_Written exercise 1_: From the entries, extract every line unchanged, from the line that contains "Patent image size: (1336, 857)." through the line that contains "The switch deck 43 is at (518, 749).", including both of those lines.

_Excerpt to read_:
The rest of the inscriptions likely constitute Dubreuil’s reply. At lower left, “1614” is one of a series of cryptic numeric references to historic benchmarks in an international struggle to protect individual freedom from the arbitrary authority of a despot. The date 1614 calls to mind the French Estates General (an assembly of representatives of the clergy, nobility, and commoners), which convened that year as the king’s advisers for the last time and as a precursor to its reappearance before the French Revolution. At the bottom, the stamp also contains the mysterious number “152”, which is the exact height in feet of the Statue of Liberty. The ultimate symbol of American freedom, it was a gift from France to the United States on July 4, 1884. President Cleveland dedicated the statue in New York in 1886, when Dubreuil could have been present. Farther to the right and below the corrected address is the only stamped number, “1553”, the reputed date of Rabelais’ death, writ large and placed as a kind of culmination.16
Through the annotations on the envelope, Dubreuil answered the Herald by aligning himself with obedience to law and the pursuit of orderly freedom. By ending with Rabelais, he emphasized the primacy of charity. Throughout his novels, Rabelais provided a model for “evangelical caritas, love of and goodwill towards one’s neighbour”, a Christian kindness very much in contrast to the distrusting eye or the newspaper’s assumption of complicity in a boodle scheme.17 The Eye of the Artist would not have been understood, without explanation, by Dubreuil’s contemporaries and was therefore undoubtedly painted for the artist’s own satisfaction. The enigmatic quality of the work parallels the allegorical aspects of Rabelais’ writings, which required considerable explanatory annotation. Rabelais even spoke of the need for his readers to act like a dog chewing on a bone in order to “suck out the marrow; that is, my allegorical sense.”18
While The Eye of the Artist provides cryptic clues to its meaning, other works somewhat more straightforwardly give the viewer a sense of the artist’s political concerns and convictions. These include Safe Money, in which he depicts the open and overstuffed vault of a mythical railroad company (North, South, East, and West Railroad), revealing its excessive profits in paper currency as well as in gold and silver coins over a six-month period.19 Dubreuil was clearly attracted to the opportunity of exposing capitalist greed and the astounding profits behind such monopolies.

_Written exercise 2_: Translate this sentence from the passage on Dubreuil's paintings into Spanish: "Dubreuil was clearly attracted to the opportunity of exposing capitalist greed and the astounding profits behind such monopolies."

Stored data

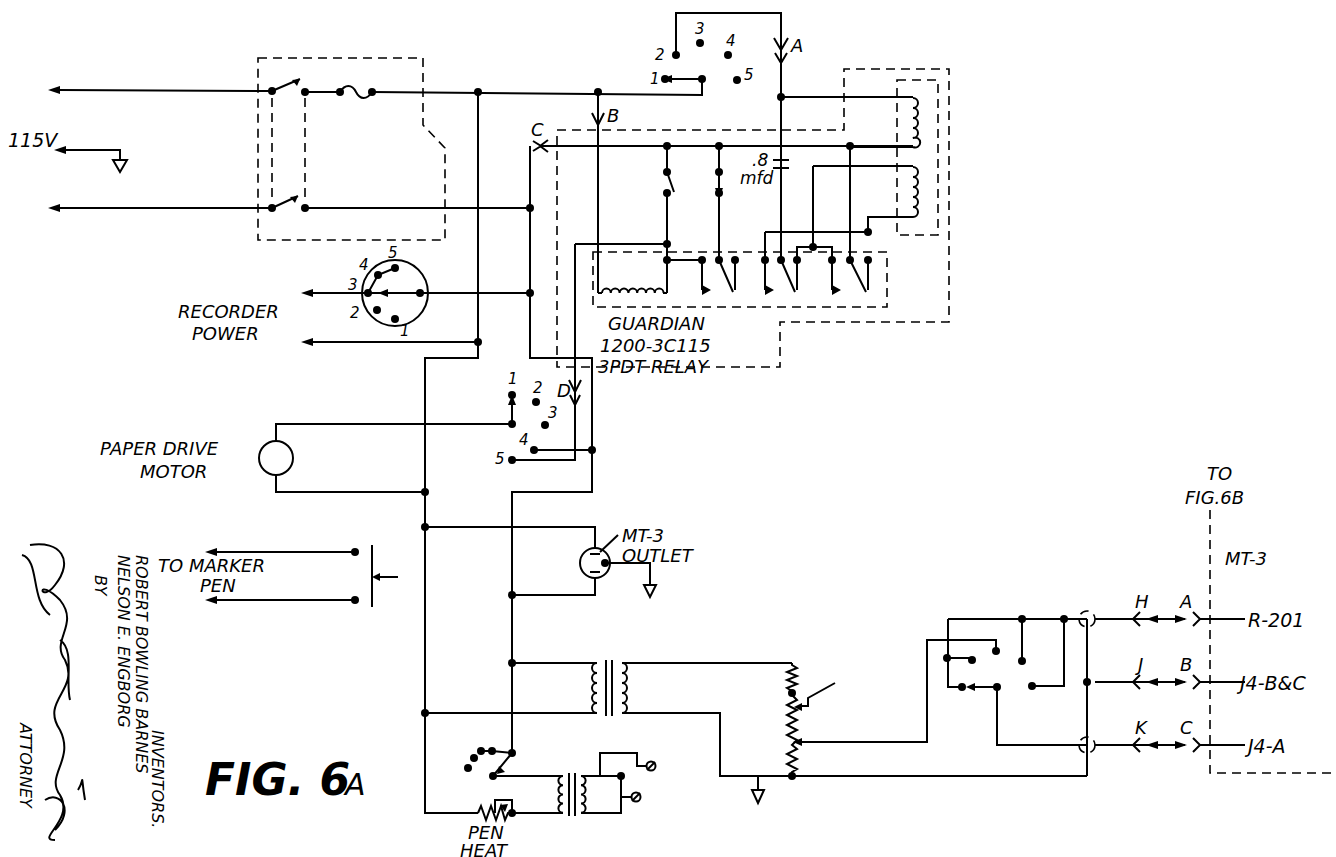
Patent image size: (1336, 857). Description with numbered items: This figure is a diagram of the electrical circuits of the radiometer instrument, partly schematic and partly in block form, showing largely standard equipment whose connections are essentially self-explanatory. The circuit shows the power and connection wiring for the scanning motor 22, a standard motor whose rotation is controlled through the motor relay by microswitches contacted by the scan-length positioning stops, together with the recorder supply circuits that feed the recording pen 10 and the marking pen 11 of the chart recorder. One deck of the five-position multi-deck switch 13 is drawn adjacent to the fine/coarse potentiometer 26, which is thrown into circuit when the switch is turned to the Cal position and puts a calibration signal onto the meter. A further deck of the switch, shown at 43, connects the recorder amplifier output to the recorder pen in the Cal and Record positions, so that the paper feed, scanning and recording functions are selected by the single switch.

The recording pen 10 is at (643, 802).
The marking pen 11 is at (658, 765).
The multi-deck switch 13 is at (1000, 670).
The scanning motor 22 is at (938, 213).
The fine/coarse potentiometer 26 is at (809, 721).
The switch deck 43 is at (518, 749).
---
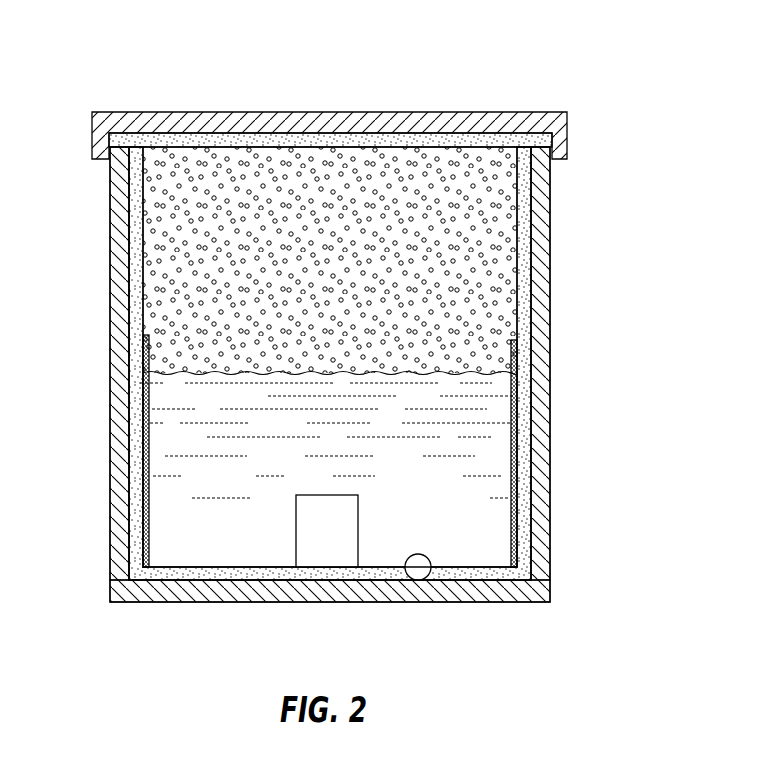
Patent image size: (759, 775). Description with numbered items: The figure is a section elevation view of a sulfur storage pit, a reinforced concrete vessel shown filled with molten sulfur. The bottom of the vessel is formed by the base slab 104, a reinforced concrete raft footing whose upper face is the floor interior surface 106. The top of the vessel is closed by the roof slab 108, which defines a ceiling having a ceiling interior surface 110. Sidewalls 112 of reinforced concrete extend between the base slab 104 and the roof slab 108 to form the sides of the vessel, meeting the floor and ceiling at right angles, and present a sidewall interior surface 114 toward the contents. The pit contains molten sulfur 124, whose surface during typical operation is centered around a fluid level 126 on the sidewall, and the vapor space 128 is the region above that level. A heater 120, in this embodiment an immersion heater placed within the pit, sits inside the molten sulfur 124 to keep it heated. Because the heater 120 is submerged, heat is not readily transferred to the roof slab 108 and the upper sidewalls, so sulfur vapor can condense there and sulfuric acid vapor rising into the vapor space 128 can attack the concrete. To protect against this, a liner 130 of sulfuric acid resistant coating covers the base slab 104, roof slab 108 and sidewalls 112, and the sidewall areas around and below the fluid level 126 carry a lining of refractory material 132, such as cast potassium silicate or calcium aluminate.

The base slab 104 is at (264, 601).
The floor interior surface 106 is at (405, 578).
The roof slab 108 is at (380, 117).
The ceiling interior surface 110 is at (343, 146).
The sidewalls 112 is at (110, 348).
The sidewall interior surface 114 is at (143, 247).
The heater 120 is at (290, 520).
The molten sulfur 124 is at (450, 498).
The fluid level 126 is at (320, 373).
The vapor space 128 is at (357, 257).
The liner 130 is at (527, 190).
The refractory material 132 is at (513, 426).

_Correct response 1_:
Patent image size: (1336, 857). Description with numbered items: This figure is a diagram of the electrical circuits of the radiometer instrument, partly schematic and partly in block form, showing largely standard equipment whose connections are essentially self-explanatory. The circuit shows the power and connection wiring for the scanning motor 22, a standard motor whose rotation is controlled through the motor relay by microswitches contacted by the scan-length positioning stops, together with the recorder supply circuits that feed the recording pen 10 and the marking pen 11 of the chart recorder. One deck of the five-position multi-deck switch 13 is drawn adjacent to the fine/coarse potentiometer 26, which is thrown into circuit when the switch is turned to the Cal position and puts a calibration signal onto the meter. A further deck of the switch, shown at 43, connects the recorder amplifier output to the recorder pen in the Cal and Record positions, so that the paper feed, scanning and recording functions are selected by the single switch.

The recording pen 10 is at (643, 802).
The marking pen 11 is at (658, 765).
The multi-deck switch 13 is at (1000, 670).
The scanning motor 22 is at (938, 213).
The fine/coarse potentiometer 26 is at (809, 721).
The switch deck 43 is at (518, 749).

_Correct response 2_: Dubreuil se sentía claramente atraído por la oportunidad de exponer la codicia capitalista y las asombrosas ganancias que había detrás de tales monopolios.